▶ **What you will do**
Retype the material that follows, keeping every word as it is.

▶ **Exercise input**
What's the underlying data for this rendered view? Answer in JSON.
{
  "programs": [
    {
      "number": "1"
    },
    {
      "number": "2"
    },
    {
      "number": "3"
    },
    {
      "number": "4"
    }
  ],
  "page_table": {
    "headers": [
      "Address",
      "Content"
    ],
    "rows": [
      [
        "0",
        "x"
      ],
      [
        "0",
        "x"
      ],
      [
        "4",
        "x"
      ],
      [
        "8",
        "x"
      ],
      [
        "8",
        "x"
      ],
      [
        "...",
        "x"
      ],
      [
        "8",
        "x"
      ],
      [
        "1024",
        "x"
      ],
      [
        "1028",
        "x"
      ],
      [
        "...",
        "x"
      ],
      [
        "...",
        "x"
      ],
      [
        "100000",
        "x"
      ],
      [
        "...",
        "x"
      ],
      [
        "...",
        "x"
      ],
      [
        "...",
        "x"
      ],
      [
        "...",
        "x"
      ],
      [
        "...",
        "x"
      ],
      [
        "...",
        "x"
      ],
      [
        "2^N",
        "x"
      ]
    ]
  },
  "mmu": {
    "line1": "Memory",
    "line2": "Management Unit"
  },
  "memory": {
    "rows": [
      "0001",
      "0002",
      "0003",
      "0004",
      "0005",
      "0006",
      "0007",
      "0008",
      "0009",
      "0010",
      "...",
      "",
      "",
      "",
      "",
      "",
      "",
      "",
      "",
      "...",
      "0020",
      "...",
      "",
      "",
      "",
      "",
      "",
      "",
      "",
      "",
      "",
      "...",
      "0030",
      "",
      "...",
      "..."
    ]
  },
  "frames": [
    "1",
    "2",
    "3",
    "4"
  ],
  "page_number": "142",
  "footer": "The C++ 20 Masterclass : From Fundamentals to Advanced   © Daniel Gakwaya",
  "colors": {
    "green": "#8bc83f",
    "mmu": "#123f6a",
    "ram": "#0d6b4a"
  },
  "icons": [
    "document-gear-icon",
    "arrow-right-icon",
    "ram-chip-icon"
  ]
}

▶ **Task output**
What's the underlying data for this rendered view? Answer in JSON.
{
  "programs": [
    {
      "number": "1"
    },
    {
      "number": "2"
    },
    {
      "number": "3"
    },
    {
      "number": "4"
    }
  ],
  "page_table": {
    "headers": [
      "Address",
      "Content"
    ],
    "rows": [
      [
        "0",
        "x"
      ],
      [
        "0",
        "x"
      ],
      [
        "4",
        "x"
      ],
      [
        "8",
        "x"
      ],
      [
        "8",
        "x"
      ],
      [
        "...",
        "x"
      ],
      [
        "8",
        "x"
      ],
      [
        "1024",
        "x"
      ],
      [
        "1028",
        "x"
      ],
      [
        "...",
        "x"
      ],
      [
        "...",
        "x"
      ],
      [
        "100000",
        "x"
      ],
      [
        "...",
        "x"
      ],
      [
        "...",
        "x"
      ],
      [
        "...",
        "x"
      ],
      [
        "...",
        "x"
      ],
      [
        "...",
        "x"
      ],
      [
        "...",
        "x"
      ],
      [
        "2^N",
        "x"
      ]
    ]
  },
  "mmu": {
    "line1": "Memory",
    "line2": "Management Unit"
  },
  "memory": {
    "rows": [
      "0001",
      "0002",
      "0003",
      "0004",
      "0005",
      "0006",
      "0007",
      "0008",
      "0009",
      "0010",
      "...",
      "",
      "",
      "",
      "",
      "",
      "",
      "",
      "",
      "...",
      "0020",
      "...",
      "",
      "",
      "",
      "",
      "",
      "",
      "",
      "",
      "",
      "...",
      "0030",
      "",
      "...",
      "..."
    ]
  },
  "frames": [
    "1",
    "2",
    "3",
    "4"
  ],
  "page_number": "142",
  "footer": "The C++ 20 Masterclass : From Fundamentals to Advanced   © Daniel Gakwaya",
  "colors": {
    "green": "#8bc83f",
    "mmu": "#123f6a",
    "ram": "#0d6b4a"
  },
  "icons": [
    "document-gear-icon",
    "arrow-right-icon",
    "ram-chip-icon"
  ]
}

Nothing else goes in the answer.